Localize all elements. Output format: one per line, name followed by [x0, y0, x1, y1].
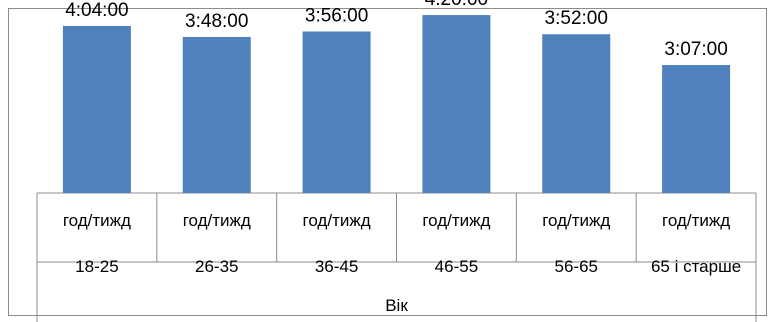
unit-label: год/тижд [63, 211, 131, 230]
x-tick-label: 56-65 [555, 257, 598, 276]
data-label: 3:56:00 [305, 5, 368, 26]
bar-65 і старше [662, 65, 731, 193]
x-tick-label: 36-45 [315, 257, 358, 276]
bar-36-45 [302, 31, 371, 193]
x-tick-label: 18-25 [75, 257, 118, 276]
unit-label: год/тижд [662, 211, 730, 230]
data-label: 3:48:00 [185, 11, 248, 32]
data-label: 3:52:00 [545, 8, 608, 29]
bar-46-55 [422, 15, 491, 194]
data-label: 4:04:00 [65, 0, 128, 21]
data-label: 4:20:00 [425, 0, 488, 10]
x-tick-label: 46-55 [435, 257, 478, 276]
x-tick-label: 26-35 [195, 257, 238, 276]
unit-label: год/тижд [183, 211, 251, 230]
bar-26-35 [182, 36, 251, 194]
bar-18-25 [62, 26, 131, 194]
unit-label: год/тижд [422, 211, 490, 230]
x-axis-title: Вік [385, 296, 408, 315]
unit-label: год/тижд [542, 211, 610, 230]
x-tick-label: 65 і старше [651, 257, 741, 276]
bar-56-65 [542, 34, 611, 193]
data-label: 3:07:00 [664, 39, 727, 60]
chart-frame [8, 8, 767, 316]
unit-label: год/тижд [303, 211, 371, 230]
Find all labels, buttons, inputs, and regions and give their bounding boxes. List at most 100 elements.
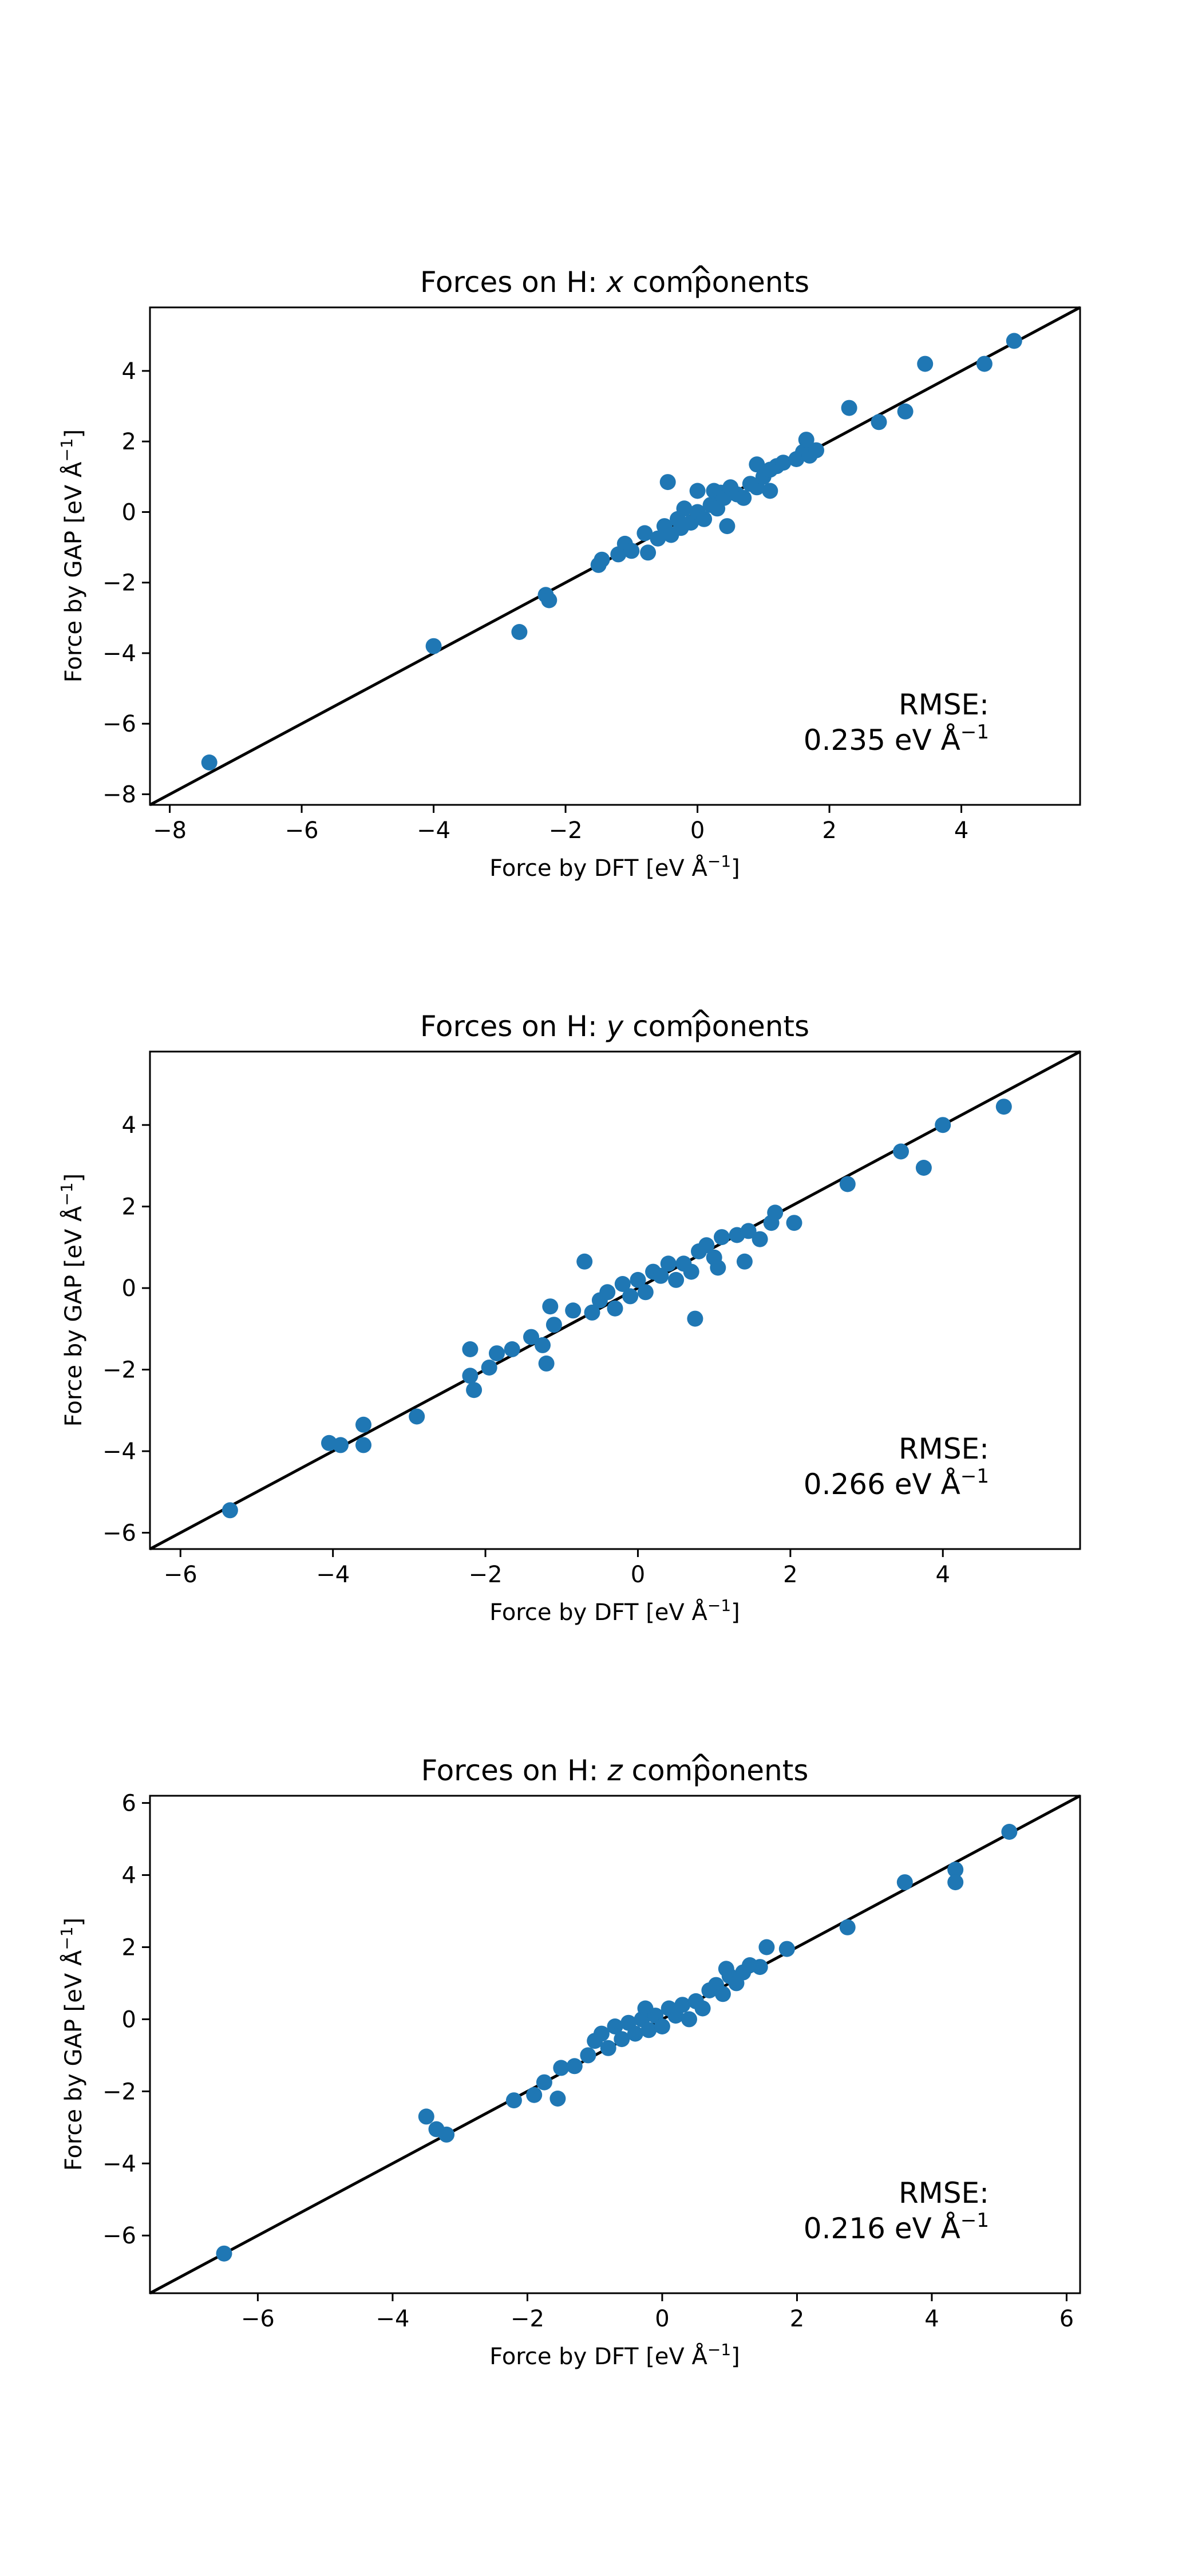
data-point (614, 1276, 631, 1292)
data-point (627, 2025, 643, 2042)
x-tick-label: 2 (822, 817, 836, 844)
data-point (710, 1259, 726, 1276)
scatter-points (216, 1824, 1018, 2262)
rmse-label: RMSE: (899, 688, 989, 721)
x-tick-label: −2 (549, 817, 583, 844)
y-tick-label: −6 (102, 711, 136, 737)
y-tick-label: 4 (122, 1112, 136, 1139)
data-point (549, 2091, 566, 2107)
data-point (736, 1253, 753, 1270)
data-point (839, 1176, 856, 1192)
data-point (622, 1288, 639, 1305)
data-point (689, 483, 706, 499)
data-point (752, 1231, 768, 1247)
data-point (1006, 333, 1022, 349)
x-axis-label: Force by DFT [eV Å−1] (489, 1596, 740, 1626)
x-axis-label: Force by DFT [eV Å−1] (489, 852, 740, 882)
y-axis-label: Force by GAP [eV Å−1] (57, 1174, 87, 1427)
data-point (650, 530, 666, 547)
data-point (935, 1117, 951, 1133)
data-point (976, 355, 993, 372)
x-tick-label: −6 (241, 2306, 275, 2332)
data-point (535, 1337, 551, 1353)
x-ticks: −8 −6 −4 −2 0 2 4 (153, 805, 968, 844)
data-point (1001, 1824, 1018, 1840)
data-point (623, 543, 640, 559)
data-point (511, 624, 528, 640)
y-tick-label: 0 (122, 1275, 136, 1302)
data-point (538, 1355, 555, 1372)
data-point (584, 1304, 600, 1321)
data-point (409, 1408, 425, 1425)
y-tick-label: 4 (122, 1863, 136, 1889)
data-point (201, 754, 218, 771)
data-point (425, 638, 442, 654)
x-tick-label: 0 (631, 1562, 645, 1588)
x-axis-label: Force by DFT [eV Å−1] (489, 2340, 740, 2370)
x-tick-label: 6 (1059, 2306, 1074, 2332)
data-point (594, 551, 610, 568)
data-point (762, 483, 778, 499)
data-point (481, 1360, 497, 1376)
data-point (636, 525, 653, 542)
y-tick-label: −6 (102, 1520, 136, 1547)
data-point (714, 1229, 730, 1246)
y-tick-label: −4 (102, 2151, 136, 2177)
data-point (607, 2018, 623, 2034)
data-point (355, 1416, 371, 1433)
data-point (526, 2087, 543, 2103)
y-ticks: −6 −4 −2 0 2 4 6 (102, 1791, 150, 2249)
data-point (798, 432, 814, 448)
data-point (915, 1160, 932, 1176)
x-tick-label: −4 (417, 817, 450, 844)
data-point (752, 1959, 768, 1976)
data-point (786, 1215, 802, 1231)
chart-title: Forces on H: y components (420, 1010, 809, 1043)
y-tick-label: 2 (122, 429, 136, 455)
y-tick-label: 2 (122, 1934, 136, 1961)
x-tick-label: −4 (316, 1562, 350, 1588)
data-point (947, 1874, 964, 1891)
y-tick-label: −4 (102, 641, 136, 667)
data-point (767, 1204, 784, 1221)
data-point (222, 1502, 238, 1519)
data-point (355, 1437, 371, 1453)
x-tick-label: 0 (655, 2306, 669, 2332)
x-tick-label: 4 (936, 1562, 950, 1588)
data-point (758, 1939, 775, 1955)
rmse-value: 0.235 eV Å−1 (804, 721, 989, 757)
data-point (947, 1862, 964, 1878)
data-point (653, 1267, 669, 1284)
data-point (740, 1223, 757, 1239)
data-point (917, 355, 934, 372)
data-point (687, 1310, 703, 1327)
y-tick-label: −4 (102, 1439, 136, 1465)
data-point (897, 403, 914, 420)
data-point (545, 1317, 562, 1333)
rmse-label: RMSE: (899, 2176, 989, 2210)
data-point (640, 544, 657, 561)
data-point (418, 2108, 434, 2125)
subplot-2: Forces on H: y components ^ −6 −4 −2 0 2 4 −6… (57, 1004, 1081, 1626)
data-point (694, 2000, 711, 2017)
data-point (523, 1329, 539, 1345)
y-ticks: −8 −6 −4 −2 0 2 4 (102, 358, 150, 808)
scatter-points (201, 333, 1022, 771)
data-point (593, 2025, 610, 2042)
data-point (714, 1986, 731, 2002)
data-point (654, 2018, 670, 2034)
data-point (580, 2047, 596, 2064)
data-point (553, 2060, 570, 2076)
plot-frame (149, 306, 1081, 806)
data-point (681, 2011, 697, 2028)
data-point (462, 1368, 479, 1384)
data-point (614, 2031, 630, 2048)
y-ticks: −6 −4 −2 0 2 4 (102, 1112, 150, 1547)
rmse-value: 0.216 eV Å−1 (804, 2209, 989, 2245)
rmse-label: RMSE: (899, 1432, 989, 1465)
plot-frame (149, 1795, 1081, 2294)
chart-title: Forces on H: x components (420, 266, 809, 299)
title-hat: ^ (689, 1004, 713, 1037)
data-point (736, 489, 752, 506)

━━━━━━━━

§ SHORT TASK: Copy the material above word for word, leaving out the pictures.

§ ANSWER FOR THE TASK:
Localize all elements. Output format: one per line, name followed by [x0, y0, x1, y1].
unit-label: год/тижд [63, 211, 131, 230]
x-tick-label: 56-65 [555, 257, 598, 276]
data-label: 3:56:00 [305, 5, 368, 26]
bar-65 і старше [662, 65, 731, 193]
x-tick-label: 36-45 [315, 257, 358, 276]
bar-36-45 [302, 31, 371, 193]
x-tick-label: 18-25 [75, 257, 118, 276]
unit-label: год/тижд [662, 211, 730, 230]
data-label: 3:48:00 [185, 11, 248, 32]
data-label: 3:52:00 [545, 8, 608, 29]
bar-46-55 [422, 15, 491, 194]
data-label: 4:04:00 [65, 0, 128, 21]
data-label: 4:20:00 [425, 0, 488, 10]
x-tick-label: 46-55 [435, 257, 478, 276]
x-tick-label: 26-35 [195, 257, 238, 276]
unit-label: год/тижд [183, 211, 251, 230]
bar-26-35 [182, 36, 251, 194]
bar-18-25 [62, 26, 131, 194]
unit-label: год/тижд [422, 211, 490, 230]
x-axis-title: Вік [385, 296, 408, 315]
unit-label: год/тижд [542, 211, 610, 230]
x-tick-label: 65 і старше [651, 257, 741, 276]
bar-56-65 [542, 34, 611, 193]
data-label: 3:07:00 [664, 39, 727, 60]
chart-frame [8, 8, 767, 316]
unit-label: год/тижд [303, 211, 371, 230]
Find all labels, buttons, inputs, and regions and give their bounding boxes. List at most 100 elements.
data-point (614, 1276, 631, 1292)
data-point (627, 2025, 643, 2042)
x-tick-label: 2 (822, 817, 836, 844)
data-point (710, 1259, 726, 1276)
scatter-points (216, 1824, 1018, 2262)
rmse-label: RMSE: (899, 688, 989, 721)
x-tick-label: −2 (549, 817, 583, 844)
y-tick-label: −6 (102, 711, 136, 737)
y-tick-label: 4 (122, 1112, 136, 1139)
data-point (549, 2091, 566, 2107)
data-point (736, 1253, 753, 1270)
data-point (839, 1176, 856, 1192)
data-point (622, 1288, 639, 1305)
data-point (689, 483, 706, 499)
data-point (752, 1231, 768, 1247)
data-point (1006, 333, 1022, 349)
x-axis-label: Force by DFT [eV Å−1] (489, 1596, 740, 1626)
x-axis-label: Force by DFT [eV Å−1] (489, 852, 740, 882)
y-axis-label: Force by GAP [eV Å−1] (57, 1174, 87, 1427)
data-point (650, 530, 666, 547)
data-point (935, 1117, 951, 1133)
data-point (976, 355, 993, 372)
x-tick-label: −6 (241, 2306, 275, 2332)
data-point (535, 1337, 551, 1353)
x-ticks: −8 −6 −4 −2 0 2 4 (153, 805, 968, 844)
data-point (1001, 1824, 1018, 1840)
data-point (623, 543, 640, 559)
data-point (511, 624, 528, 640)
y-tick-label: 0 (122, 1275, 136, 1302)
data-point (538, 1355, 555, 1372)
data-point (584, 1304, 600, 1321)
data-point (409, 1408, 425, 1425)
y-tick-label: 4 (122, 1863, 136, 1889)
data-point (201, 754, 218, 771)
data-point (425, 638, 442, 654)
x-tick-label: 0 (631, 1562, 645, 1588)
x-axis-label: Force by DFT [eV Å−1] (489, 2340, 740, 2370)
x-tick-label: 6 (1059, 2306, 1074, 2332)
data-point (594, 551, 610, 568)
data-point (762, 483, 778, 499)
data-point (481, 1360, 497, 1376)
data-point (636, 525, 653, 542)
y-tick-label: −6 (102, 1520, 136, 1547)
data-point (714, 1229, 730, 1246)
y-tick-label: −4 (102, 2151, 136, 2177)
data-point (607, 2018, 623, 2034)
data-point (355, 1416, 371, 1433)
data-point (526, 2087, 543, 2103)
y-ticks: −6 −4 −2 0 2 4 6 (102, 1791, 150, 2249)
data-point (798, 432, 814, 448)
data-point (915, 1160, 932, 1176)
x-tick-label: −4 (417, 817, 450, 844)
data-point (752, 1959, 768, 1976)
data-point (786, 1215, 802, 1231)
chart-title: Forces on H: y components (420, 1010, 809, 1043)
y-tick-label: 2 (122, 429, 136, 455)
y-tick-label: 2 (122, 1934, 136, 1961)
x-tick-label: −4 (316, 1562, 350, 1588)
data-point (947, 1874, 964, 1891)
y-tick-label: −4 (102, 641, 136, 667)
data-point (767, 1204, 784, 1221)
data-point (222, 1502, 238, 1519)
data-point (355, 1437, 371, 1453)
x-tick-label: 0 (655, 2306, 669, 2332)
x-tick-label: 4 (936, 1562, 950, 1588)
data-point (758, 1939, 775, 1955)
rmse-value: 0.235 eV Å−1 (804, 721, 989, 757)
data-point (947, 1862, 964, 1878)
data-point (653, 1267, 669, 1284)
data-point (740, 1223, 757, 1239)
data-point (917, 355, 934, 372)
data-point (687, 1310, 703, 1327)
y-tick-label: −4 (102, 1439, 136, 1465)
data-point (897, 403, 914, 420)
data-point (545, 1317, 562, 1333)
rmse-label: RMSE: (899, 2176, 989, 2210)
data-point (640, 544, 657, 561)
data-point (418, 2108, 434, 2125)
subplot-2: Forces on H: y components ^ −6 −4 −2 0 2 4 −6… (57, 1004, 1081, 1626)
data-point (694, 2000, 711, 2017)
data-point (523, 1329, 539, 1345)
y-ticks: −8 −6 −4 −2 0 2 4 (102, 358, 150, 808)
scatter-points (201, 333, 1022, 771)
data-point (593, 2025, 610, 2042)
data-point (714, 1986, 731, 2002)
data-point (654, 2018, 670, 2034)
data-point (580, 2047, 596, 2064)
data-point (553, 2060, 570, 2076)
plot-frame (149, 306, 1081, 806)
data-point (681, 2011, 697, 2028)
data-point (462, 1368, 479, 1384)
data-point (614, 2031, 630, 2048)
y-ticks: −6 −4 −2 0 2 4 (102, 1112, 150, 1547)
rmse-value: 0.216 eV Å−1 (804, 2209, 989, 2245)
rmse-label: RMSE: (899, 1432, 989, 1465)
plot-frame (149, 1795, 1081, 2294)
chart-title: Forces on H: x components (420, 266, 809, 299)
title-hat: ^ (689, 1004, 713, 1037)
data-point (736, 489, 752, 506)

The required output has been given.